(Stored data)
--------

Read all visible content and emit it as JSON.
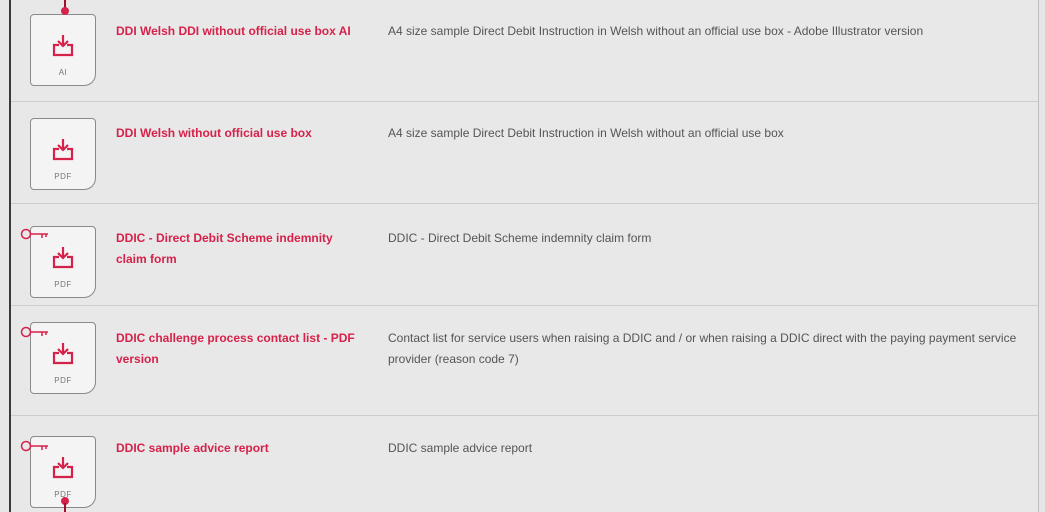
{
  "items": [
    {
      "title": "DDI Welsh DDI without official use box AI",
      "description": "A4 size sample Direct Debit Instruction in Welsh without an official use box - Adobe Illustrator version",
      "file_type": "AI",
      "icon": "download-icon",
      "locked": false
    },
    {
      "title": "DDI Welsh without official use box",
      "description": "A4 size sample Direct Debit Instruction in Welsh without an official use box",
      "file_type": "PDF",
      "icon": "download-icon",
      "locked": false
    },
    {
      "title": "DDIC - Direct Debit Scheme indemnity claim form",
      "description": "DDIC - Direct Debit Scheme indemnity claim form",
      "file_type": "PDF",
      "icon": "download-icon",
      "locked": true
    },
    {
      "title": "DDIC challenge process contact list - PDF version",
      "description": "Contact list for service users when raising a DDIC and / or when raising a DDIC direct with the paying payment service provider (reason code 7)",
      "file_type": "PDF",
      "icon": "download-icon",
      "locked": true
    },
    {
      "title": "DDIC sample advice report",
      "description": "DDIC sample advice report",
      "file_type": "PDF",
      "icon": "download-icon",
      "locked": true
    }
  ],
  "colors": {
    "accent": "#d6214a",
    "text": "#555555",
    "background": "#e8e8e8"
  }
}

--------

Exercise directions => Your job is to transcribe the entries above exactly; skip the pictures.

Response to this task =>
Read all visible content and emit it as JSON.
{
  "items": [
    {
      "title": "DDI Welsh DDI without official use box AI",
      "description": "A4 size sample Direct Debit Instruction in Welsh without an official use box - Adobe Illustrator version",
      "file_type": "AI",
      "icon": "download-icon",
      "locked": false
    },
    {
      "title": "DDI Welsh without official use box",
      "description": "A4 size sample Direct Debit Instruction in Welsh without an official use box",
      "file_type": "PDF",
      "icon": "download-icon",
      "locked": false
    },
    {
      "title": "DDIC - Direct Debit Scheme indemnity claim form",
      "description": "DDIC - Direct Debit Scheme indemnity claim form",
      "file_type": "PDF",
      "icon": "download-icon",
      "locked": true
    },
    {
      "title": "DDIC challenge process contact list - PDF version",
      "description": "Contact list for service users when raising a DDIC and / or when raising a DDIC direct with the paying payment service provider (reason code 7)",
      "file_type": "PDF",
      "icon": "download-icon",
      "locked": true
    },
    {
      "title": "DDIC sample advice report",
      "description": "DDIC sample advice report",
      "file_type": "PDF",
      "icon": "download-icon",
      "locked": true
    }
  ],
  "colors": {
    "accent": "#d6214a",
    "text": "#555555",
    "background": "#e8e8e8"
  }
}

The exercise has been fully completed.